_Problem to solve_.
Copy each line of the data below with the word "Mais".

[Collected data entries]
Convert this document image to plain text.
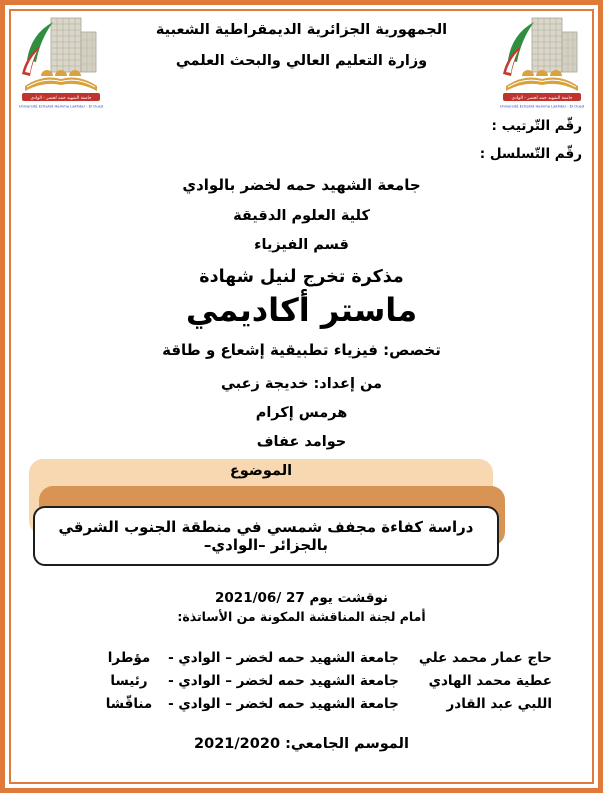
الجمهورية الجزائرية الديمقراطية الشعبية
وزارة التعليم العالي والبحث العلمي
رقّم التّرتيب :
رقّم التّسلسل :
جامعة الشهيد حمه لخضر بالوادي
كلية العلوم الدقيقة
قسم الفيزياء
مذكرة تخرج لنيل شهادة
ماستر أكاديمي
تخصص: فيزياء تطبيقية إشعاع و طاقة
من إعداد: خديجة زعبي
هرمس إكرام
حوامد عفاف
الموضوع
دراسة كفاءة مجفف شمسي في منطقة الجنوب الشرقي بالجزائر –الوادي–
نوقشت يوم 27 /2021/06
أمام لجنة المناقشة المكونة من الأساتذة:
حاج عمار محمد علي
جامعة الشهيد حمه لخضر – الوادي -
مؤطرا
عطية محمد الهادي
جامعة الشهيد حمه لخضر – الوادي -
رئيسا
اللبي عبد القادر
جامعة الشهيد حمه لخضر – الوادي -
مناقّشا
الموسم الجامعي: 2021/2020
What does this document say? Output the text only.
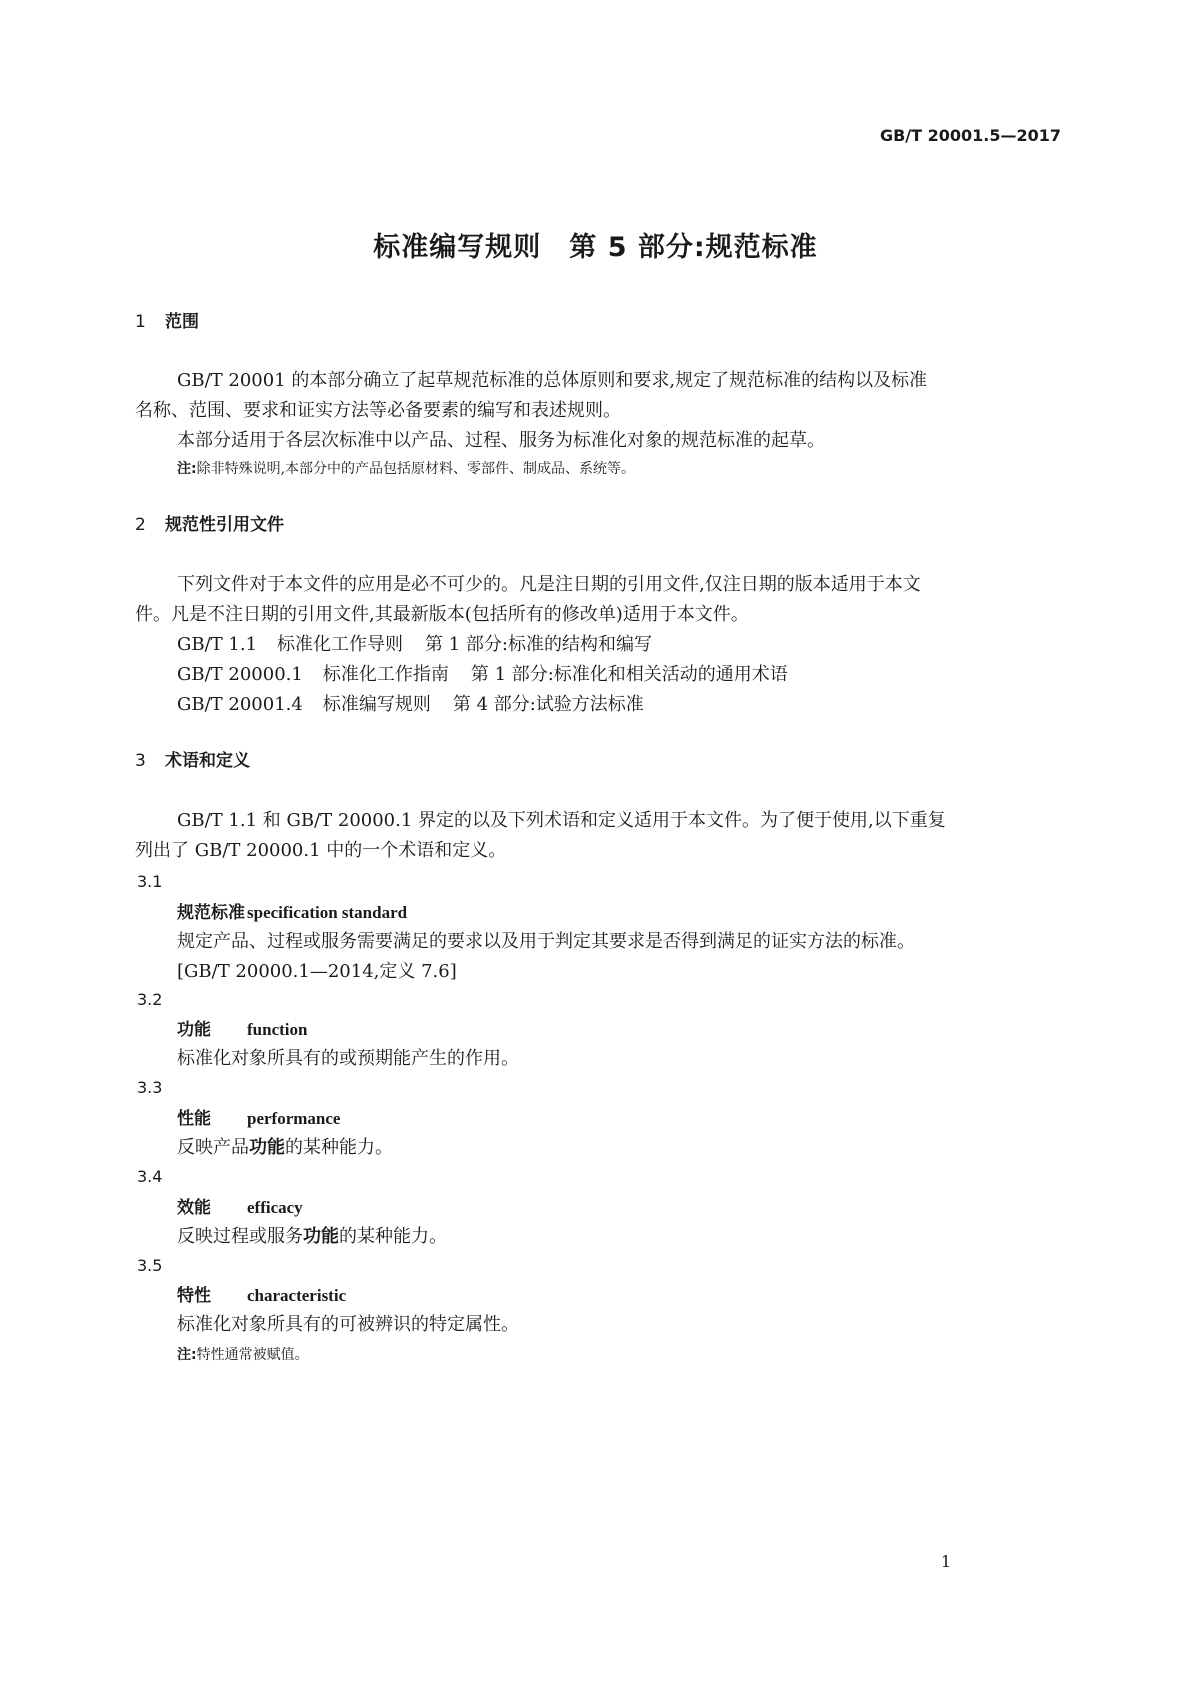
GB/T 20001.5—2017
标准编写规则　第 5 部分:规范标准
1 范围
GB/T 20001 的本部分确立了起草规范标准的总体原则和要求,规定了规范标准的结构以及标准
名称、范围、要求和证实方法等必备要素的编写和表述规则。
本部分适用于各层次标准中以产品、过程、服务为标准化对象的规范标准的起草。
注:除非特殊说明,本部分中的产品包括原材料、零部件、制成品、系统等。
2 规范性引用文件
下列文件对于本文件的应用是必不可少的。凡是注日期的引用文件,仅注日期的版本适用于本文
件。凡是不注日期的引用文件,其最新版本(包括所有的修改单)适用于本文件。
GB/T 1.1 标准化工作导则 第 1 部分:标准的结构和编写
GB/T 20000.1 标准化工作指南 第 1 部分:标准化和相关活动的通用术语
GB/T 20001.4 标准编写规则 第 4 部分:试验方法标准
3 术语和定义
GB/T 1.1 和 GB/T 20000.1 界定的以及下列术语和定义适用于本文件。为了便于使用,以下重复
列出了 GB/T 20000.1 中的一个术语和定义。
3.1
规范标准 specification standard
规定产品、过程或服务需要满足的要求以及用于判定其要求是否得到满足的证实方法的标准。
[GB/T 20000.1—2014,定义 7.6]
3.2
功能 function
标准化对象所具有的或预期能产生的作用。
3.3
性能 performance
反映产品功能的某种能力。
3.4
效能 efficacy
反映过程或服务功能的某种能力。
3.5
特性 characteristic
标准化对象所具有的可被辨识的特定属性。
注:特性通常被赋值。
1
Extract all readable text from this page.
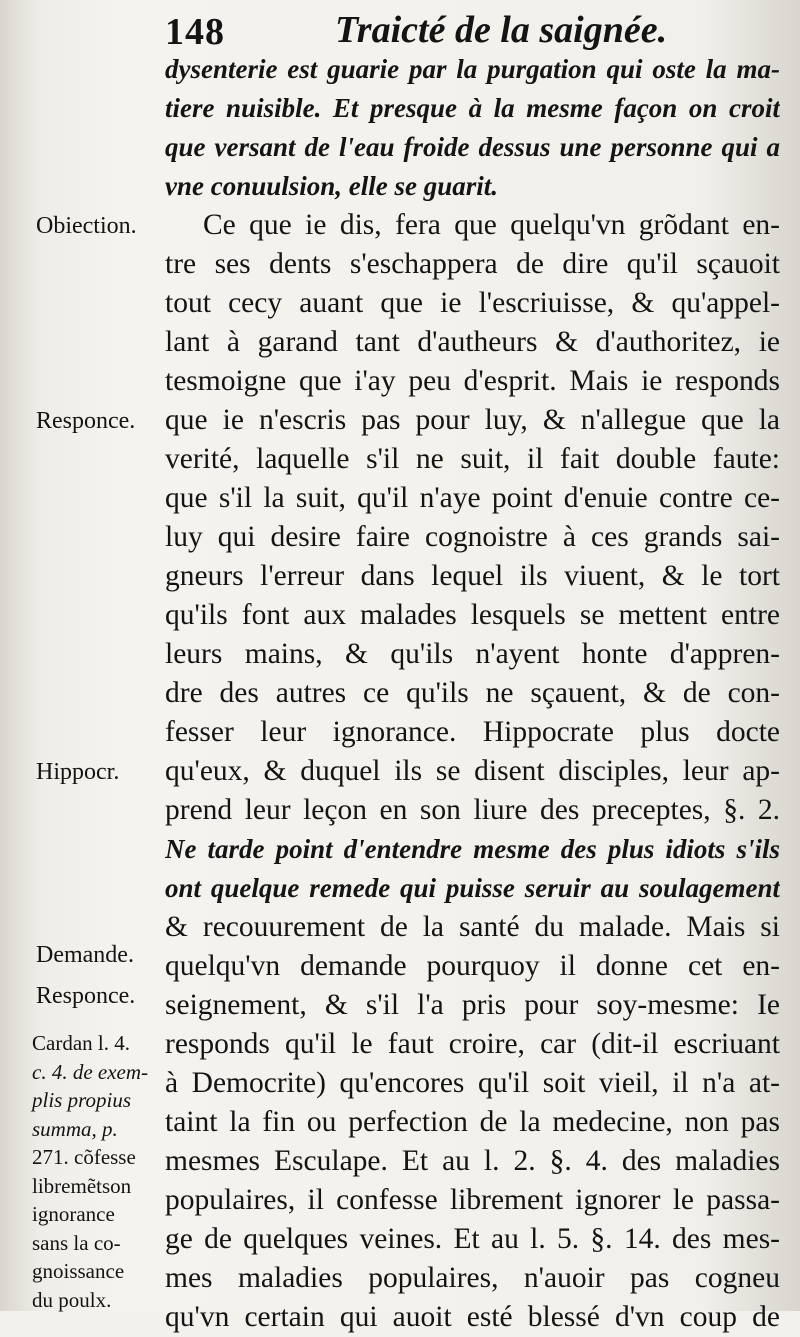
148	Traicté de la saignée.
dysenterie est guarie par la purgation qui oste la ma-
tiere nuisible. Et presque à la mesme façon on croit
que versant de l'eau froide dessus une personne qui a
vne conuulsion, elle se guarit.
Ce que ie dis, fera que quelqu'vn grõdant en-
tre ses dents s'eschappera de dire qu'il sçauoit
tout cecy auant que ie l'escriuisse, & qu'appel-
lant à garand tant d'autheurs & d'authoritez, ie
tesmoigne que i'ay peu d'esprit. Mais ie responds
que ie n'escris pas pour luy, & n'allegue que la
verité, laquelle s'il ne suit, il fait double faute:
que s'il la suit, qu'il n'aye point d'enuie contre ce-
luy qui desire faire cognoistre à ces grands sai-
gneurs l'erreur dans lequel ils viuent, & le tort
qu'ils font aux malades lesquels se mettent entre
leurs mains, & qu'ils n'ayent honte d'appren-
dre des autres ce qu'ils ne sçauent, & de con-
fesser leur ignorance. Hippocrate plus docte
qu'eux, & duquel ils se disent disciples, leur ap-
prend leur leçon en son liure des preceptes, §. 2.
Ne tarde point d'entendre mesme des plus idiots s'ils
ont quelque remede qui puisse seruir au soulagement
& recouurement de la santé du malade. Mais si
quelqu'vn demande pourquoy il donne cet en-
seignement, & s'il l'a pris pour soy-mesme: Ie
responds qu'il le faut croire, car (dit-il escriuant
à Democrite) qu'encores qu'il soit vieil, il n'a at-
taint la fin ou perfection de la medecine, non pas
mesmes Esculape. Et au l. 2. §. 4. des maladies
populaires, il confesse librement ignorer le passa-
ge de quelques veines. Et au l. 5. §. 14. des mes-
mes maladies populaires, n'auoir pas cogneu
qu'vn certain qui auoit esté blessé d'vn coup de
Obiection.
Responce.
Hippocr.
Demande.
Responce.
Cardan l. 4.
c. 4. de exem-
plis propius
summa, p.
271. cõfesse
libremẽtson
ignorance
sans la co-
gnoissance
du poulx.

_Answer to the exercise_.
tesmoigne que i'ay peu d'esprit. Mais ie responds
& recouurement de la santé du malade. Mais si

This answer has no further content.